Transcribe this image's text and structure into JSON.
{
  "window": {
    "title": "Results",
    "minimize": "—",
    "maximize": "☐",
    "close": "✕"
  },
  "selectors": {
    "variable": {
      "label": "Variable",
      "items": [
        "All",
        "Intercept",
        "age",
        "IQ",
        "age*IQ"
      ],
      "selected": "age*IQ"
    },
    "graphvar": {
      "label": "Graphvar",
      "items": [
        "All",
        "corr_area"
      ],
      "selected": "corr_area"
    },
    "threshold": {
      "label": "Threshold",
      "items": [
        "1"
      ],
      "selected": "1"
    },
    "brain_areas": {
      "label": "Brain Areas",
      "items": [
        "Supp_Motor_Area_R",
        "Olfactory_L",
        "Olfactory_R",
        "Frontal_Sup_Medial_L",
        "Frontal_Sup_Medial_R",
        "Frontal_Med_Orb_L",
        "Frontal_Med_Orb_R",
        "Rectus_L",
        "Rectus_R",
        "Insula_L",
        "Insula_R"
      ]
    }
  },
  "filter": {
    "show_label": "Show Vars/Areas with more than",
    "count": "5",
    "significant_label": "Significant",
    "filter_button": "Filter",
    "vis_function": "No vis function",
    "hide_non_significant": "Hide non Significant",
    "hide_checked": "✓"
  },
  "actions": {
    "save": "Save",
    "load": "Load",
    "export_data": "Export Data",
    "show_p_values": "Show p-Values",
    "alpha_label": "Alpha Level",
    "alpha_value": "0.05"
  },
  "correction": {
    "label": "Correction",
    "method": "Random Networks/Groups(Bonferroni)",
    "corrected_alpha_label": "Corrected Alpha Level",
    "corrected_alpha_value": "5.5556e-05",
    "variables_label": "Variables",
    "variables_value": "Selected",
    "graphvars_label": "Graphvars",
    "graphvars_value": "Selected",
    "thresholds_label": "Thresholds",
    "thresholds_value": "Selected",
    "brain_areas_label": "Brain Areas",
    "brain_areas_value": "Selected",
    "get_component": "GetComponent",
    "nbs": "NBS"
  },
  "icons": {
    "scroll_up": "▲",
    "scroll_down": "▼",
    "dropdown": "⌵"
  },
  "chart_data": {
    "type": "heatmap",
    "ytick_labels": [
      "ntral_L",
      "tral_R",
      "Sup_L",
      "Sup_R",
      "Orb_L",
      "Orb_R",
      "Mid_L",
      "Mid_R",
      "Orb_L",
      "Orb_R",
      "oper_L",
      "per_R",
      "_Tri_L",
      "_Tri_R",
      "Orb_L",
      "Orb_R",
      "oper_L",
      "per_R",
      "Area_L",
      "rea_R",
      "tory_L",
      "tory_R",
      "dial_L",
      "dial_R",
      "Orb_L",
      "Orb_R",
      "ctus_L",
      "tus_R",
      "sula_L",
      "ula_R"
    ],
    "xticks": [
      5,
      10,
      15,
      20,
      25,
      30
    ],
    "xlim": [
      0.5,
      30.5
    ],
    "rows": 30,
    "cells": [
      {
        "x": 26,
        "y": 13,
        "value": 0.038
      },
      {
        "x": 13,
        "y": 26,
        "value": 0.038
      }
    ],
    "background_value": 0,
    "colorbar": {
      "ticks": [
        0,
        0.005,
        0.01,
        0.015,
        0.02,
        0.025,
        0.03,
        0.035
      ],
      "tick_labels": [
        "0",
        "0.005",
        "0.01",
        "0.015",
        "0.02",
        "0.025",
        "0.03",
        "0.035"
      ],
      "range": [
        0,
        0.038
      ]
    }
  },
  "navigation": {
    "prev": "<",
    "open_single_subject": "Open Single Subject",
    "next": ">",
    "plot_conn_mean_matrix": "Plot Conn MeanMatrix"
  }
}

==

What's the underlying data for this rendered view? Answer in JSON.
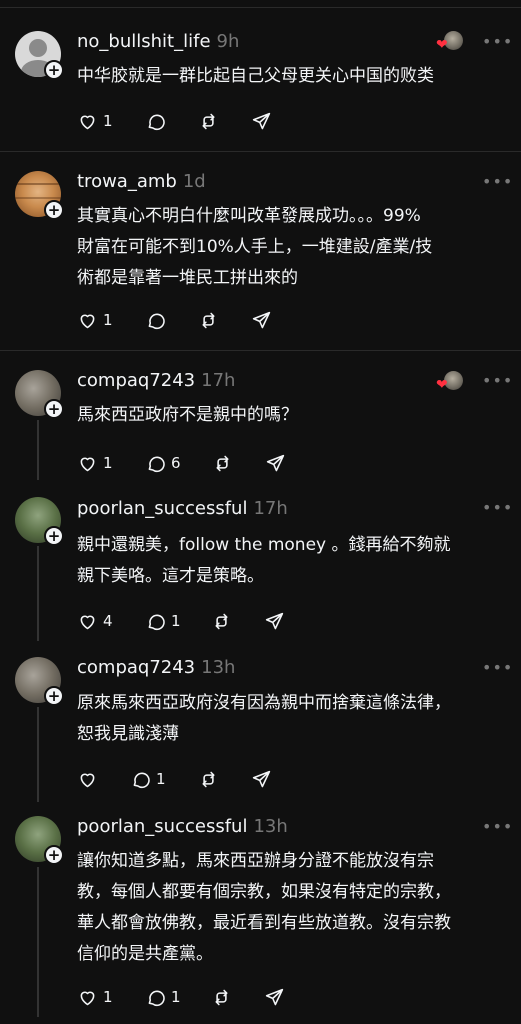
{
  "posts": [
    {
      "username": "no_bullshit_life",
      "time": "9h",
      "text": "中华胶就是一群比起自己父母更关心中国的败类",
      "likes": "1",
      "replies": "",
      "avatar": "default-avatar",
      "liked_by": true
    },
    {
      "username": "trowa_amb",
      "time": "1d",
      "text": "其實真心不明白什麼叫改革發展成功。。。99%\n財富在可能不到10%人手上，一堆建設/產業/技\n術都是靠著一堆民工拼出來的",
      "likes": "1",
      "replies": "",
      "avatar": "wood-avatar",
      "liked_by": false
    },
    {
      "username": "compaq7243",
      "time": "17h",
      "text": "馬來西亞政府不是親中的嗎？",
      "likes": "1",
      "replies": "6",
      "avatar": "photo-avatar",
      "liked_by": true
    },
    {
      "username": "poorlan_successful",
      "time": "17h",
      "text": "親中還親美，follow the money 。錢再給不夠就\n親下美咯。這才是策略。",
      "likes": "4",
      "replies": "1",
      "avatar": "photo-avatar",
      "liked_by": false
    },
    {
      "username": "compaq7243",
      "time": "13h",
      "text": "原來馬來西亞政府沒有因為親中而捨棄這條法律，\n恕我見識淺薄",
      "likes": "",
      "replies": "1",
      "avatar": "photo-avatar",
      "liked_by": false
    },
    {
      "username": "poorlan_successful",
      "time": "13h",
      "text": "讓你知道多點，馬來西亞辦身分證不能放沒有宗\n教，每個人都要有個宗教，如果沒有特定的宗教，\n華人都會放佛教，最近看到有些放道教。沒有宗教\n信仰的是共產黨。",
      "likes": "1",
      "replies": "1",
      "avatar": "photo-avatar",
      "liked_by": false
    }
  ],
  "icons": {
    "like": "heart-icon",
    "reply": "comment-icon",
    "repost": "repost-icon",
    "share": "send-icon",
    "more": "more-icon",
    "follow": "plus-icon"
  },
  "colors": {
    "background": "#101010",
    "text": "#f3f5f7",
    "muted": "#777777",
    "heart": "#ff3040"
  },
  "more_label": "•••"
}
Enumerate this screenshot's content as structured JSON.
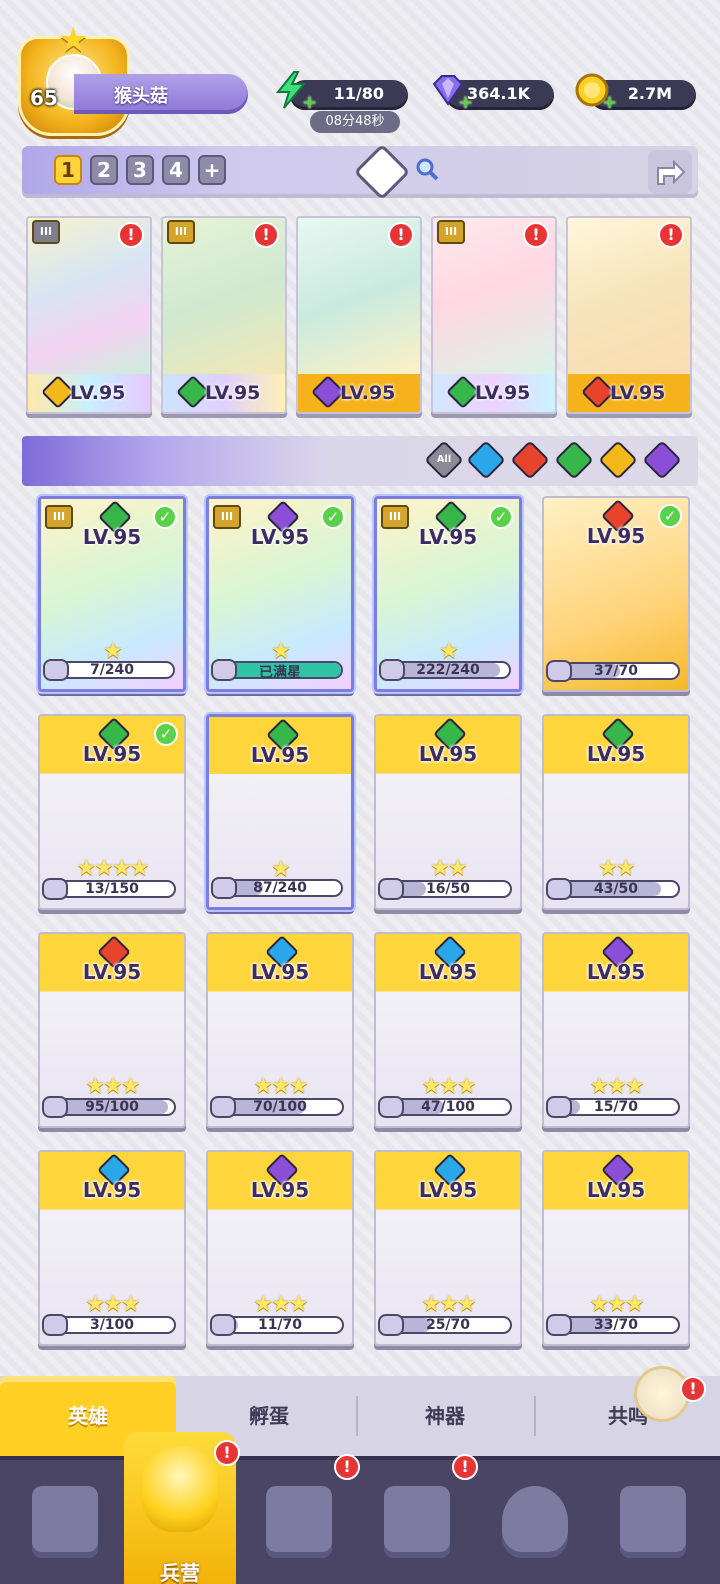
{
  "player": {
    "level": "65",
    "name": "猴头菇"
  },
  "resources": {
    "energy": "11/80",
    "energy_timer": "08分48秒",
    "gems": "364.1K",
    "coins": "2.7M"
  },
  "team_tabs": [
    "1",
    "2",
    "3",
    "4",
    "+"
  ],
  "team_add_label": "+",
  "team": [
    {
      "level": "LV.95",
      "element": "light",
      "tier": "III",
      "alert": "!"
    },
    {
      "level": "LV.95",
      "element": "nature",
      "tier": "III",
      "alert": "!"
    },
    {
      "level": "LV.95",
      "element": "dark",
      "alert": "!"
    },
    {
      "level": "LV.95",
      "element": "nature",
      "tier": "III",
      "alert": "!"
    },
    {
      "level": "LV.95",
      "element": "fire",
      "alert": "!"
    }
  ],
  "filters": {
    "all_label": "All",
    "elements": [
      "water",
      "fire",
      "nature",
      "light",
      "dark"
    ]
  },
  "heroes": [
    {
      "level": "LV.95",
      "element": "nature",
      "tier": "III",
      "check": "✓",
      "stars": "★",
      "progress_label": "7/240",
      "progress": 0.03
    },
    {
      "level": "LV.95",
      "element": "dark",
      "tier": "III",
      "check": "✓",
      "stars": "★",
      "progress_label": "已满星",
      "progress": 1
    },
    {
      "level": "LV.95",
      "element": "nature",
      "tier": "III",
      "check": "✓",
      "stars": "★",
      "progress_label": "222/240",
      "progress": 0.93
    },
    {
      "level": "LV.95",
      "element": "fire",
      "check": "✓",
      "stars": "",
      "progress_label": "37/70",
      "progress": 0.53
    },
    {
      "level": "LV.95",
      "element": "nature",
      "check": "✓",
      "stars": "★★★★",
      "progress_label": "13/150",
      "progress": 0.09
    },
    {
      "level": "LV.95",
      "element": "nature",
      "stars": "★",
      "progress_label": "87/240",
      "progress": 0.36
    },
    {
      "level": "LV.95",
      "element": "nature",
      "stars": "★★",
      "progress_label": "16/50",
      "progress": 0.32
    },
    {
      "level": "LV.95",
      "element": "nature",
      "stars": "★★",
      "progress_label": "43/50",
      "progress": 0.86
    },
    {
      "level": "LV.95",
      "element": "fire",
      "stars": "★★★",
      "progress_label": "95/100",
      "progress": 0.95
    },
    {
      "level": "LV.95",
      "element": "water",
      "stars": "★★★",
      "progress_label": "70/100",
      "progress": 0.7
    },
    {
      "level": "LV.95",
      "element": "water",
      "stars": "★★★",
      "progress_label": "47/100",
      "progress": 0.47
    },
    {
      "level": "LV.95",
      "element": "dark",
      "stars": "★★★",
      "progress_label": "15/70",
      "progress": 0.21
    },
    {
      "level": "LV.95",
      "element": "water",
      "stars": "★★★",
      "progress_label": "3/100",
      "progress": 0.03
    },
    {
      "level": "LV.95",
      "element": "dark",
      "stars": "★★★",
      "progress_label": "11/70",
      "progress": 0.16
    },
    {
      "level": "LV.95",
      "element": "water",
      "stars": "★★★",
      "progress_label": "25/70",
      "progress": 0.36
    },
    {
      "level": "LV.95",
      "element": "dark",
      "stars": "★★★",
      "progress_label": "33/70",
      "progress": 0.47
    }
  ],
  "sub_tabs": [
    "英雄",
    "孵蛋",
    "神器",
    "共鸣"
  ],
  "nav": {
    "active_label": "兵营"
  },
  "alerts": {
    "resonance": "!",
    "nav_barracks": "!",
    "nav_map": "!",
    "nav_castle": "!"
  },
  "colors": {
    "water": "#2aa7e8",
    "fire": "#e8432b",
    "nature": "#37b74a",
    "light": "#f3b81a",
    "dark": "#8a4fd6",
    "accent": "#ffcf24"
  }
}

...

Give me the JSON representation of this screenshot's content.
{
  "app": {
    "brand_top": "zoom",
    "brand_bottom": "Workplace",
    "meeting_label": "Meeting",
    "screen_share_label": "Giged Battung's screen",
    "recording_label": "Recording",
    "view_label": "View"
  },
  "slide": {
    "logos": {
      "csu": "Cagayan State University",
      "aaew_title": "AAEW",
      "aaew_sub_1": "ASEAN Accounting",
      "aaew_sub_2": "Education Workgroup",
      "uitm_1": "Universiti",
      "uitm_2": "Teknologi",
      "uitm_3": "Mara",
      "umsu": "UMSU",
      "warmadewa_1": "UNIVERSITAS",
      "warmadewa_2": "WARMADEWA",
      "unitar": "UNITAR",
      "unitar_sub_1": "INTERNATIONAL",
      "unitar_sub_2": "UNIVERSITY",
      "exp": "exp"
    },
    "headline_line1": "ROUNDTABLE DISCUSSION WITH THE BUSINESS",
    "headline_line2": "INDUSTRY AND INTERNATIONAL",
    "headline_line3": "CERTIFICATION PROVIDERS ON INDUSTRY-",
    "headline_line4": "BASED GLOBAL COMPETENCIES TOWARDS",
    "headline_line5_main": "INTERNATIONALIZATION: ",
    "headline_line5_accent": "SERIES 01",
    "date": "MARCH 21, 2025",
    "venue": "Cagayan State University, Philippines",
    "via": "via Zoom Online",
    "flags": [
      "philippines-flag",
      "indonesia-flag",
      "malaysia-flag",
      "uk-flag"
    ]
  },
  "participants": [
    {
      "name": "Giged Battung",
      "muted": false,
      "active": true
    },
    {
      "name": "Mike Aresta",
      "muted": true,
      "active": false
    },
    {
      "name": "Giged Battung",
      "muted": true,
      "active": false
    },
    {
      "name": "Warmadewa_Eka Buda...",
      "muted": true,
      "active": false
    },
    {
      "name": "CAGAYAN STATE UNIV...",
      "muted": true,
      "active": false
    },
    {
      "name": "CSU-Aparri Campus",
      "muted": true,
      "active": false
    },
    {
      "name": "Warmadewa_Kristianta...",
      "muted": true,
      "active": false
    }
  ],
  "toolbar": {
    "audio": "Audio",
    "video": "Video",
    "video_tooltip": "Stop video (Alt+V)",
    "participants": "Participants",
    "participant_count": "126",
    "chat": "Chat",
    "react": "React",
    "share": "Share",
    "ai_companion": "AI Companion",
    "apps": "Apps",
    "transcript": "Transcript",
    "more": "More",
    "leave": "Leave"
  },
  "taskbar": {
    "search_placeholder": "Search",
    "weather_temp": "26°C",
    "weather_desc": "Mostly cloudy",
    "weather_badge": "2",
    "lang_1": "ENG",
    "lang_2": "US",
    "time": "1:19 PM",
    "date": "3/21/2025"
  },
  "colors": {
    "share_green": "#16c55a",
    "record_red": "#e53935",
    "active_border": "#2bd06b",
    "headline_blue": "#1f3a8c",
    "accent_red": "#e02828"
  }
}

Request
In the entries above, find lines with "video" and copy each.

Problem solution
    "video": "Video",
    "video_tooltip": "Stop video (Alt+V)",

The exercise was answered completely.